AIM OF THE EXERCISE: In the listing below, count each line containing "WINNT" and answer with the count only.

DATA ENTRIES:

........

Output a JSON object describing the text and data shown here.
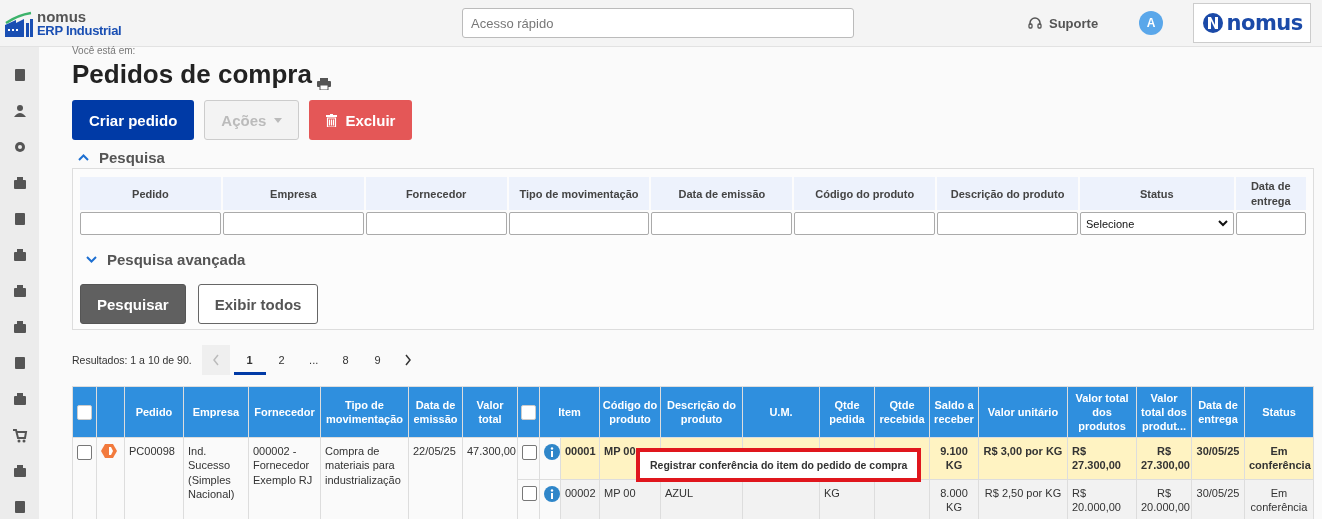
{
  "header": {
    "logo_name": "nomus",
    "logo_subtitle": "ERP Industrial",
    "search": {
      "placeholder": "Acesso rápido"
    },
    "support": "Suporte",
    "avatar": "A",
    "brand": "nomus"
  },
  "breadcrumb": "Você está em:",
  "title": "Pedidos de compra",
  "actions": [
    {
      "label": "Criar pedido",
      "kind": "primary",
      "disabled": false
    },
    {
      "label": "Ações",
      "kind": "dropdown",
      "disabled": true
    },
    {
      "label": "Excluir",
      "kind": "danger",
      "disabled": false
    }
  ],
  "search": {
    "title": "Pesquisa",
    "expanded": true,
    "filters": [
      {
        "label": "Pedido",
        "kind": "text"
      },
      {
        "label": "Empresa",
        "kind": "text"
      },
      {
        "label": "Fornecedor",
        "kind": "text"
      },
      {
        "label": "Tipo de movimentação",
        "kind": "text"
      },
      {
        "label": "Data de emissão",
        "kind": "text"
      },
      {
        "label": "Código do produto",
        "kind": "text"
      },
      {
        "label": "Descrição do produto",
        "kind": "text"
      },
      {
        "label": "Status",
        "kind": "select",
        "value": "Selecione"
      },
      {
        "label": "Data de entrega",
        "kind": "text"
      }
    ],
    "advanced": {
      "label": "Pesquisa avançada",
      "expanded": false
    },
    "buttons": [
      {
        "label": "Pesquisar",
        "kind": "primary"
      },
      {
        "label": "Exibir todos",
        "kind": "outline"
      }
    ]
  },
  "pagination": {
    "results": "Resultados: 1 a 10 de 90.",
    "pages": [
      {
        "label": "1",
        "selected": true
      },
      {
        "label": "2",
        "selected": false
      },
      {
        "label": "...",
        "selected": false
      },
      {
        "label": "8",
        "selected": false
      },
      {
        "label": "9",
        "selected": false
      }
    ]
  },
  "table": {
    "orders_all_checked": false,
    "items_all_checked": false,
    "order_columns": [
      "Pedido",
      "Empresa",
      "Fornecedor",
      "Tipo de movimentação",
      "Data de emissão",
      "Valor total"
    ],
    "item_columns": [
      "Item",
      "Código do produto",
      "Descrição do produto",
      "U.M.",
      "Qtde pedida",
      "Qtde recebida",
      "Saldo a receber",
      "Valor unitário",
      "Valor total dos produtos",
      "Valor total dos produt...",
      "Data de entrega",
      "Status"
    ],
    "orders": [
      {
        "checked": false,
        "pedido": "PC00098",
        "empresa": "Ind. Sucesso (Simples Nacional)",
        "fornecedor": "000002 - Fornecedor Exemplo RJ",
        "tipo": "Compra de materiais para industrialização",
        "data_emissao": "22/05/25",
        "valor_total": "47.300,00",
        "items": [
          {
            "checked": false,
            "selected": true,
            "cells": [
              "00001",
              "MP 00",
              null,
              null,
              null,
              null,
              "9.100 KG",
              "R$ 3,00 por KG",
              "R$ 27.300,00",
              "R$ 27.300,00",
              "30/05/25",
              "Em conferência"
            ]
          },
          {
            "checked": false,
            "selected": false,
            "cells": [
              "00002",
              "MP 00",
              "AZUL",
              null,
              "KG",
              null,
              "8.000 KG",
              "R$ 2,50 por KG",
              "R$ 20.000,00",
              "R$ 20.000,00",
              "30/05/25",
              "Em conferência"
            ]
          }
        ]
      }
    ]
  },
  "tooltip": "Registrar conferência do item do pedido de compra"
}
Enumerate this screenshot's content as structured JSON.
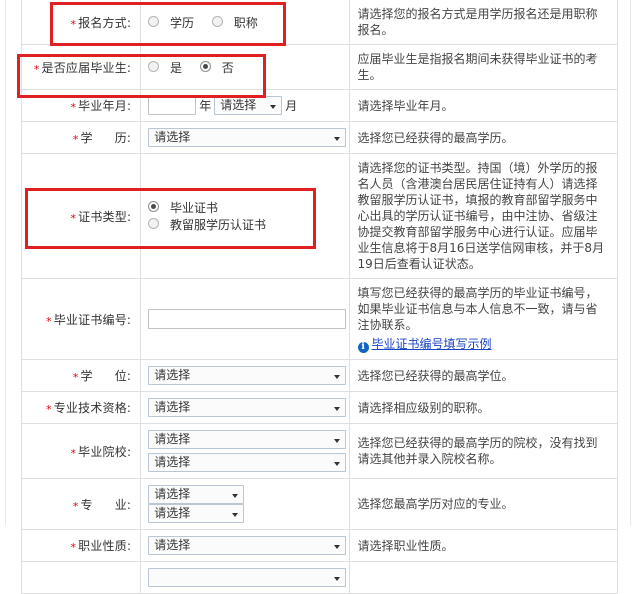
{
  "form": {
    "rows": [
      {
        "id": "signup-method",
        "label": "报名方式:",
        "required": "*",
        "control": "radio",
        "options": [
          {
            "text": "学历",
            "selected": false
          },
          {
            "text": "职称",
            "selected": false
          }
        ],
        "desc": "请选择您的报名方式是用学历报名还是用职称报名。"
      },
      {
        "id": "fresh-graduate",
        "label": "是否应届毕业生:",
        "required": "*",
        "control": "radio",
        "options": [
          {
            "text": "是",
            "selected": false
          },
          {
            "text": "否",
            "selected": true
          }
        ],
        "desc": "应届毕业生是指报名期间未获得毕业证书的考生。"
      },
      {
        "id": "graduation-date",
        "label": "毕业年月:",
        "required": "*",
        "control": "year-month",
        "year_value": "",
        "year_unit": "年",
        "month_value": "请选择",
        "month_unit": "月",
        "desc": "请选择毕业年月。"
      },
      {
        "id": "education",
        "label_spread": [
          "学",
          "历:"
        ],
        "label": "学    历:",
        "required": "*",
        "control": "select-wide",
        "value": "请选择",
        "desc": "选择您已经获得的最高学历。"
      },
      {
        "id": "certificate-type",
        "label": "证书类型:",
        "required": "*",
        "control": "radio",
        "options": [
          {
            "text": "毕业证书",
            "selected": true
          },
          {
            "text": "教留服学历认证书",
            "selected": false
          }
        ],
        "desc": "请选择您的证书类型。持国（境）外学历的报名人员（含港澳台居民居住证持有人）请选择教留服学历认证书，填报的教育部留学服务中心出具的学历认证书编号，由中注协、省级注协提交教育部留学服务中心进行认证。应届毕业生信息将于8月16日送学信网审核，并于8月19日后查看认证状态。"
      },
      {
        "id": "certificate-number",
        "label": "毕业证书编号:",
        "required": "*",
        "control": "text-wide",
        "value": "",
        "desc": "填写您已经获得的最高学历的毕业证书编号，如果毕业证书信息与本人信息不一致，请与省注协联系。",
        "link": "毕业证书编号填写示例",
        "link_icon": "info-icon"
      },
      {
        "id": "degree",
        "label_spread": [
          "学",
          "位:"
        ],
        "label": "学    位:",
        "required": "*",
        "control": "select-wide",
        "value": "请选择",
        "desc": "选择您已经获得的最高学位。"
      },
      {
        "id": "professional-title",
        "label": "专业技术资格:",
        "required": "*",
        "control": "select-wide",
        "value": "请选择",
        "desc": "请选择相应级别的职称。"
      },
      {
        "id": "graduation-school",
        "label": "毕业院校:",
        "required": "*",
        "control": "select-stacked",
        "value": "请选择",
        "value2": "请选择",
        "desc": "选择您已经获得的最高学历的院校，没有找到请选其他并录入院校名称。"
      },
      {
        "id": "major",
        "label_spread": [
          "专",
          "业:"
        ],
        "label": "专    业:",
        "required": "*",
        "control": "select-pair",
        "value": "请选择",
        "value2": "请选择",
        "desc": "选择您最高学历对应的专业。"
      },
      {
        "id": "occupation-nature",
        "label": "职业性质:",
        "required": "*",
        "control": "select-wide",
        "value": "请选择",
        "desc": "请选择职业性质。"
      }
    ],
    "partial_row": {
      "id": "next-row-partial",
      "label": "",
      "value": "",
      "desc": ""
    }
  },
  "annotations": {
    "signup_method": "red-highlight-box",
    "fresh_graduate": "red-highlight-box",
    "certificate_type": "red-highlight-box"
  },
  "colors": {
    "annotation": "#e02020",
    "required": "#e3000f",
    "link": "#1a44c8",
    "border": "#dfdfdf"
  }
}
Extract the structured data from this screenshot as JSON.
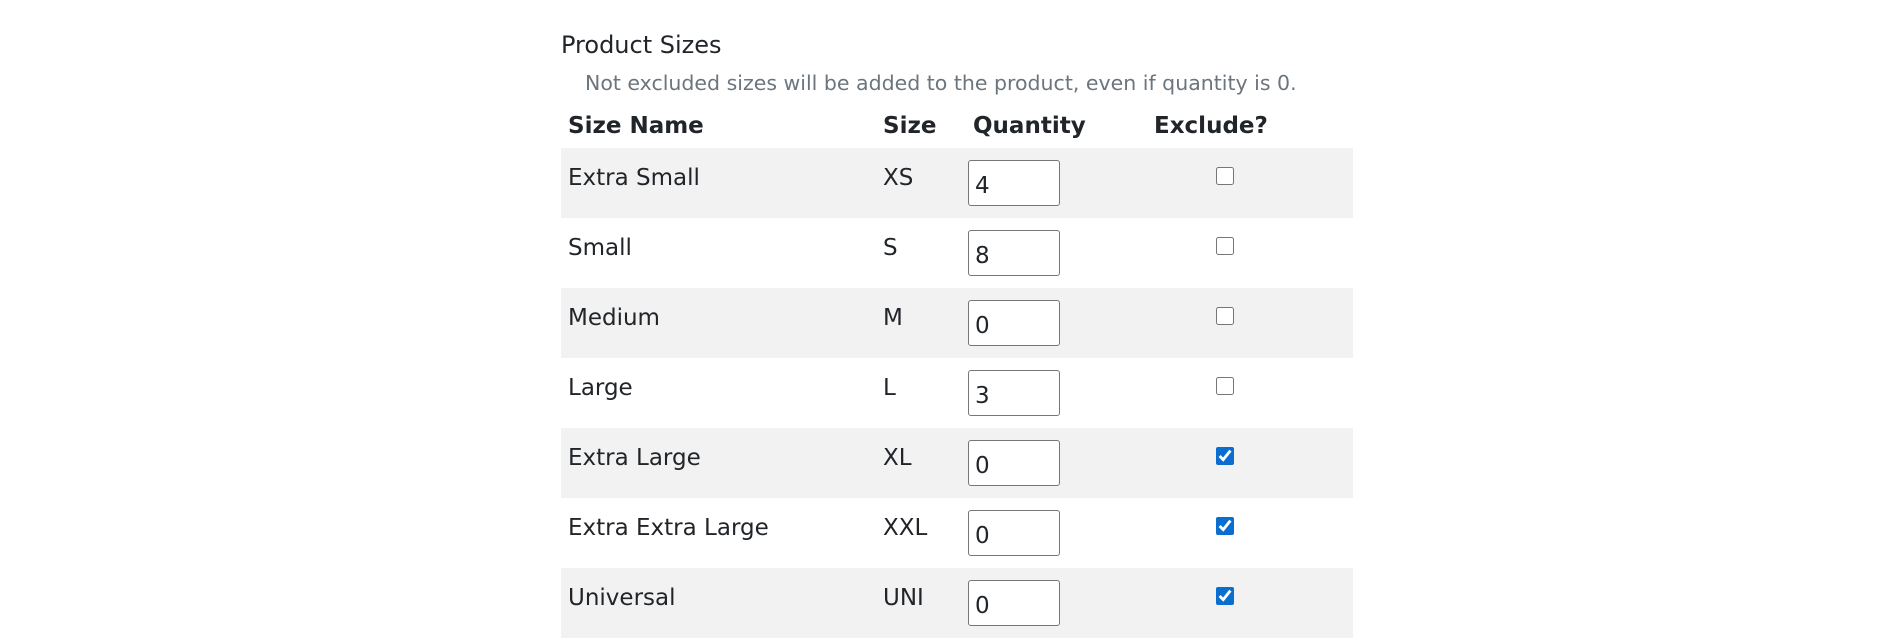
{
  "section": {
    "title": "Product Sizes",
    "hint": "Not excluded sizes will be added to the product, even if quantity is 0."
  },
  "table": {
    "headers": {
      "name": "Size Name",
      "size": "Size",
      "quantity": "Quantity",
      "exclude": "Exclude?"
    },
    "rows": [
      {
        "name": "Extra Small",
        "size": "XS",
        "quantity": "4",
        "exclude": false
      },
      {
        "name": "Small",
        "size": "S",
        "quantity": "8",
        "exclude": false
      },
      {
        "name": "Medium",
        "size": "M",
        "quantity": "0",
        "exclude": false
      },
      {
        "name": "Large",
        "size": "L",
        "quantity": "3",
        "exclude": false
      },
      {
        "name": "Extra Large",
        "size": "XL",
        "quantity": "0",
        "exclude": true
      },
      {
        "name": "Extra Extra Large",
        "size": "XXL",
        "quantity": "0",
        "exclude": true
      },
      {
        "name": "Universal",
        "size": "UNI",
        "quantity": "0",
        "exclude": true
      }
    ]
  },
  "colors": {
    "stripe": "#f2f2f2",
    "muted_text": "#6c757d",
    "checkbox_accent": "#0a6ed1"
  }
}
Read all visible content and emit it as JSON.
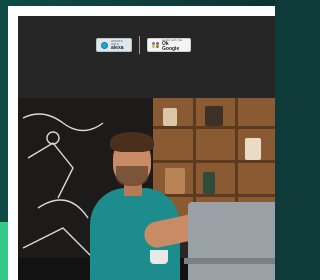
{
  "header": {
    "alexa_badge": {
      "small_text": "WORKS WITH",
      "brand": "alexa"
    },
    "google_badge": {
      "small_text": "works with the",
      "brand": "Ok Google"
    }
  },
  "hero": {
    "image": "man-smiling-at-laptop-in-cafe"
  },
  "colors": {
    "page_background": "#0e3b3a",
    "card_background": "#ffffff",
    "header_background": "#262626",
    "accent_green": "#34c987"
  }
}
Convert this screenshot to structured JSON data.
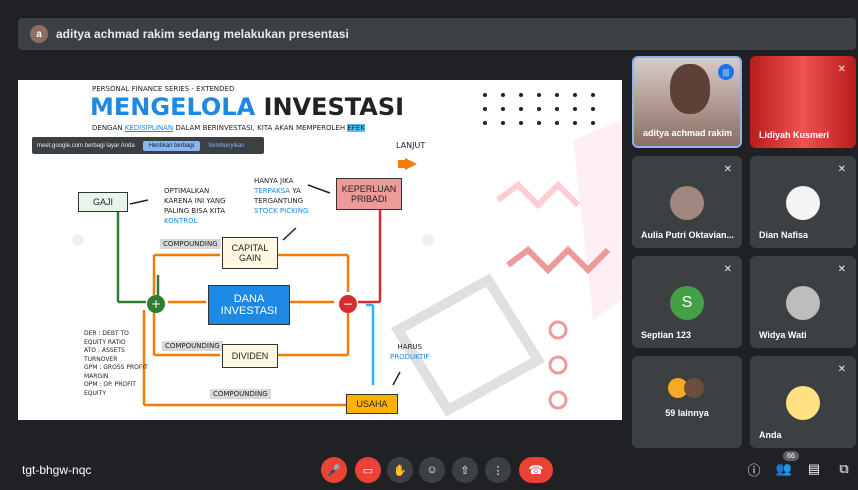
{
  "presenter_bar": {
    "avatar_letter": "a",
    "text": "aditya achmad rakim sedang melakukan presentasi"
  },
  "slide": {
    "series": "PERSONAL FINANCE SERIES - EXTENDED",
    "title_a": "MENGELOLA",
    "title_b": "INVESTASI",
    "subtitle_pre": "DENGAN",
    "subtitle_hl": "KEDISIPLINAN",
    "subtitle_mid": "DALAM BERINVESTASI, KITA AKAN MEMPEROLEH",
    "subtitle_end": "EFEK",
    "share_banner": {
      "text": "meet.google.com berbagi layar Anda",
      "stop": "Hentikan berbagi",
      "hide": "Sembunyikan"
    },
    "lanjut": "LANJUT",
    "gaji": "GAJI",
    "optimalkan": [
      "OPTIMALKAN",
      "KARENA INI YANG",
      "PALING BISA KITA",
      "KONTROL"
    ],
    "hanya_jika": [
      "HANYA JIKA",
      "TERPAKSA",
      "YA",
      "TERGANTUNG",
      "STOCK PICKING"
    ],
    "keperluan": [
      "KEPERLUAN",
      "PRIBADI"
    ],
    "compounding": "COMPOUNDING",
    "capital_gain": [
      "CAPITAL",
      "GAIN"
    ],
    "dana": [
      "DANA",
      "INVESTASI"
    ],
    "dividen": "DIVIDEN",
    "harus": [
      "HARUS",
      "PRODUKTIF"
    ],
    "usaha": "USAHA",
    "ratios": [
      "DER : DEBT TO",
      "EQUITY RATIO",
      "ATO : ASSETS",
      "TURNOVER",
      "GPM : GROSS PROFIT",
      "MARGIN",
      "OPM : OP. PROFIT",
      "EQUITY"
    ]
  },
  "participants": [
    {
      "name": "aditya achmad rakim",
      "speaking": true
    },
    {
      "name": "Lidiyah Kusmeri"
    },
    {
      "name": "Aulia Putri Oktavian..."
    },
    {
      "name": "Dian Nafisa"
    },
    {
      "name": "Septian 123",
      "initial": "S"
    },
    {
      "name": "Widya Wati"
    },
    {
      "name": "59 lainnya"
    },
    {
      "name": "Anda"
    }
  ],
  "bottom": {
    "meeting_code": "tgt-bhgw-nqc",
    "people_count": "66"
  }
}
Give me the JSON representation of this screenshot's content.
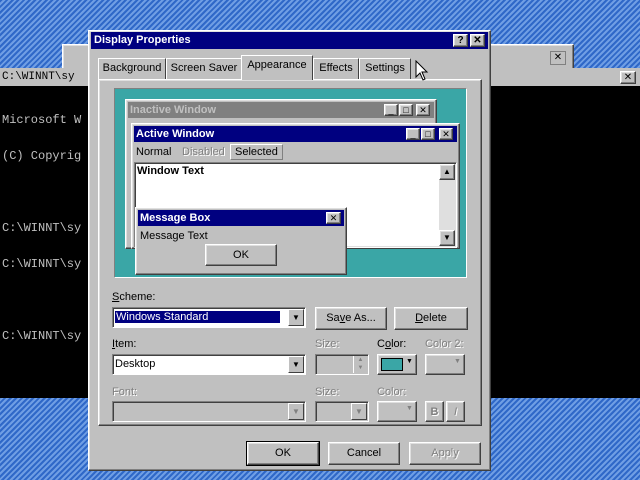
{
  "console": {
    "title": "C:\\WINNT\\sy",
    "lines": [
      "Microsoft W",
      "(C) Copyrig",
      "",
      "C:\\WINNT\\sy",
      "C:\\WINNT\\sy",
      "",
      "C:\\WINNT\\sy"
    ]
  },
  "dialog": {
    "title": "Display Properties",
    "help_btn": "?",
    "close_btn": "✕",
    "tabs": [
      "Background",
      "Screen Saver",
      "Appearance",
      "Effects",
      "Settings"
    ],
    "selected_tab": "Appearance"
  },
  "preview": {
    "inactive_title": "Inactive Window",
    "active_title": "Active Window",
    "menu_normal": "Normal",
    "menu_disabled": "Disabled",
    "menu_selected": "Selected",
    "window_text": "Window Text",
    "msgbox_title": "Message Box",
    "msgbox_text": "Message Text",
    "msgbox_ok": "OK"
  },
  "form": {
    "scheme_label": "Scheme:",
    "scheme_value": "Windows Standard",
    "save_as": "Save As...",
    "delete": "Delete",
    "item_label": "Item:",
    "item_value": "Desktop",
    "size_label": "Size:",
    "color_label": "Color:",
    "color2_label": "Color 2:",
    "color_value_hex": "#3aa6a6",
    "font_label": "Font:",
    "font_size_label": "Size:",
    "font_color_label": "Color:",
    "bold_btn": "B",
    "italic_btn": "I"
  },
  "buttons": {
    "ok": "OK",
    "cancel": "Cancel",
    "apply": "Apply"
  }
}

........

ANSWER FOR THE TASK: 4